▶ Given exercise
Return the records that follow, matching each one exactly.

Dataset rows about figures
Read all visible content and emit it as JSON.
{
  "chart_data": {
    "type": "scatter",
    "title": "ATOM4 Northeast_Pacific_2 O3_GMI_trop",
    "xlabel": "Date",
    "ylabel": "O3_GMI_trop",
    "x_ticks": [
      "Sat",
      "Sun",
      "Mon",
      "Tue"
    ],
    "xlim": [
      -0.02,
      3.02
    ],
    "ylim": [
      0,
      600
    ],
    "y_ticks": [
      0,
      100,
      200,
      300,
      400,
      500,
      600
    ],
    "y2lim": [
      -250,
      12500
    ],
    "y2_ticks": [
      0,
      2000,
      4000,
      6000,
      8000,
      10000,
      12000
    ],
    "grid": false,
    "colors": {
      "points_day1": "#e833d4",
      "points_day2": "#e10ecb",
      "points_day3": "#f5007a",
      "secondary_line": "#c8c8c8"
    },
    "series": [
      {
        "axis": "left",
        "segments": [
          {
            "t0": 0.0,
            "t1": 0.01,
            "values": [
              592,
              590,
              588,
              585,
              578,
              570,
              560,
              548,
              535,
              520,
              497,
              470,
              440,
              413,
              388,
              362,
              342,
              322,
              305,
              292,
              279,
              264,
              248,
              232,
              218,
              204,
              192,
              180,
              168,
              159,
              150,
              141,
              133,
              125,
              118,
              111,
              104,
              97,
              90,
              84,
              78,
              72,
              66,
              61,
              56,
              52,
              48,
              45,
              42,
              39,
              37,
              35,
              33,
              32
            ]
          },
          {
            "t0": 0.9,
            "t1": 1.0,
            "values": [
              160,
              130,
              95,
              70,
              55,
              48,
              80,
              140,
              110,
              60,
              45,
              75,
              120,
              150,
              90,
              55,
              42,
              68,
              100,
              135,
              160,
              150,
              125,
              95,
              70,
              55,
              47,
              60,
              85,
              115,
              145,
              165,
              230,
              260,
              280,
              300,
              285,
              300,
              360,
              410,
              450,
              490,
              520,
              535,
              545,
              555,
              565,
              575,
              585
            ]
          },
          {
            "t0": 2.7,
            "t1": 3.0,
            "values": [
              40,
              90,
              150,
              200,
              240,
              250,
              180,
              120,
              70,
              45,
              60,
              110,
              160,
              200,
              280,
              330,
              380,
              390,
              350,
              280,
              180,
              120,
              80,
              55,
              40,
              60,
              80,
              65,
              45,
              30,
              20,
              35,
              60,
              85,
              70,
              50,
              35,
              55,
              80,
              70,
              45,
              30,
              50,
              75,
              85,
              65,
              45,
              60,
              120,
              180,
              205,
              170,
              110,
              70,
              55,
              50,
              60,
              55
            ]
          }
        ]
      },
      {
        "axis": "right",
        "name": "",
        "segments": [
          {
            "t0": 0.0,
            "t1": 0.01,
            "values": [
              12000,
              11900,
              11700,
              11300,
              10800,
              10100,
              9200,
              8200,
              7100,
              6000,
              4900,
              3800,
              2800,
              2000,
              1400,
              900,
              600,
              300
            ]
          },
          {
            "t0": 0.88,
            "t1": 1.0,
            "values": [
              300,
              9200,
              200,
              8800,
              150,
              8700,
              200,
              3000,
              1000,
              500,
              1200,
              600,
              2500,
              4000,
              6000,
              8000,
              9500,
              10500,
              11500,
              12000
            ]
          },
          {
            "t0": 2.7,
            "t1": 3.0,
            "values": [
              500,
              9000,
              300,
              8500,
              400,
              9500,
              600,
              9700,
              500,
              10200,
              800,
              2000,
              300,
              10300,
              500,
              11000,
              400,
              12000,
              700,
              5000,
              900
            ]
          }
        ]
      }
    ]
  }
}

▶ Answer
Read all visible content and emit it as JSON.
{
  "chart_data": {
    "type": "scatter",
    "title": "ATOM4 Northeast_Pacific_2 O3_GMI_trop",
    "xlabel": "Date",
    "ylabel": "O3_GMI_trop",
    "x_ticks": [
      "Sat",
      "Sun",
      "Mon",
      "Tue"
    ],
    "xlim": [
      -0.02,
      3.02
    ],
    "ylim": [
      0,
      600
    ],
    "y_ticks": [
      0,
      100,
      200,
      300,
      400,
      500,
      600
    ],
    "y2lim": [
      -250,
      12500
    ],
    "y2_ticks": [
      0,
      2000,
      4000,
      6000,
      8000,
      10000,
      12000
    ],
    "grid": false,
    "colors": {
      "points_day1": "#e833d4",
      "points_day2": "#e10ecb",
      "points_day3": "#f5007a",
      "secondary_line": "#c8c8c8"
    },
    "series": [
      {
        "axis": "left",
        "segments": [
          {
            "t0": 0.0,
            "t1": 0.01,
            "values": [
              592,
              590,
              588,
              585,
              578,
              570,
              560,
              548,
              535,
              520,
              497,
              470,
              440,
              413,
              388,
              362,
              342,
              322,
              305,
              292,
              279,
              264,
              248,
              232,
              218,
              204,
              192,
              180,
              168,
              159,
              150,
              141,
              133,
              125,
              118,
              111,
              104,
              97,
              90,
              84,
              78,
              72,
              66,
              61,
              56,
              52,
              48,
              45,
              42,
              39,
              37,
              35,
              33,
              32
            ]
          },
          {
            "t0": 0.9,
            "t1": 1.0,
            "values": [
              160,
              130,
              95,
              70,
              55,
              48,
              80,
              140,
              110,
              60,
              45,
              75,
              120,
              150,
              90,
              55,
              42,
              68,
              100,
              135,
              160,
              150,
              125,
              95,
              70,
              55,
              47,
              60,
              85,
              115,
              145,
              165,
              230,
              260,
              280,
              300,
              285,
              300,
              360,
              410,
              450,
              490,
              520,
              535,
              545,
              555,
              565,
              575,
              585
            ]
          },
          {
            "t0": 2.7,
            "t1": 3.0,
            "values": [
              40,
              90,
              150,
              200,
              240,
              250,
              180,
              120,
              70,
              45,
              60,
              110,
              160,
              200,
              280,
              330,
              380,
              390,
              350,
              280,
              180,
              120,
              80,
              55,
              40,
              60,
              80,
              65,
              45,
              30,
              20,
              35,
              60,
              85,
              70,
              50,
              35,
              55,
              80,
              70,
              45,
              30,
              50,
              75,
              85,
              65,
              45,
              60,
              120,
              180,
              205,
              170,
              110,
              70,
              55,
              50,
              60,
              55
            ]
          }
        ]
      },
      {
        "axis": "right",
        "name": "",
        "segments": [
          {
            "t0": 0.0,
            "t1": 0.01,
            "values": [
              12000,
              11900,
              11700,
              11300,
              10800,
              10100,
              9200,
              8200,
              7100,
              6000,
              4900,
              3800,
              2800,
              2000,
              1400,
              900,
              600,
              300
            ]
          },
          {
            "t0": 0.88,
            "t1": 1.0,
            "values": [
              300,
              9200,
              200,
              8800,
              150,
              8700,
              200,
              3000,
              1000,
              500,
              1200,
              600,
              2500,
              4000,
              6000,
              8000,
              9500,
              10500,
              11500,
              12000
            ]
          },
          {
            "t0": 2.7,
            "t1": 3.0,
            "values": [
              500,
              9000,
              300,
              8500,
              400,
              9500,
              600,
              9700,
              500,
              10200,
              800,
              2000,
              300,
              10300,
              500,
              11000,
              400,
              12000,
              700,
              5000,
              900
            ]
          }
        ]
      }
    ]
  }
}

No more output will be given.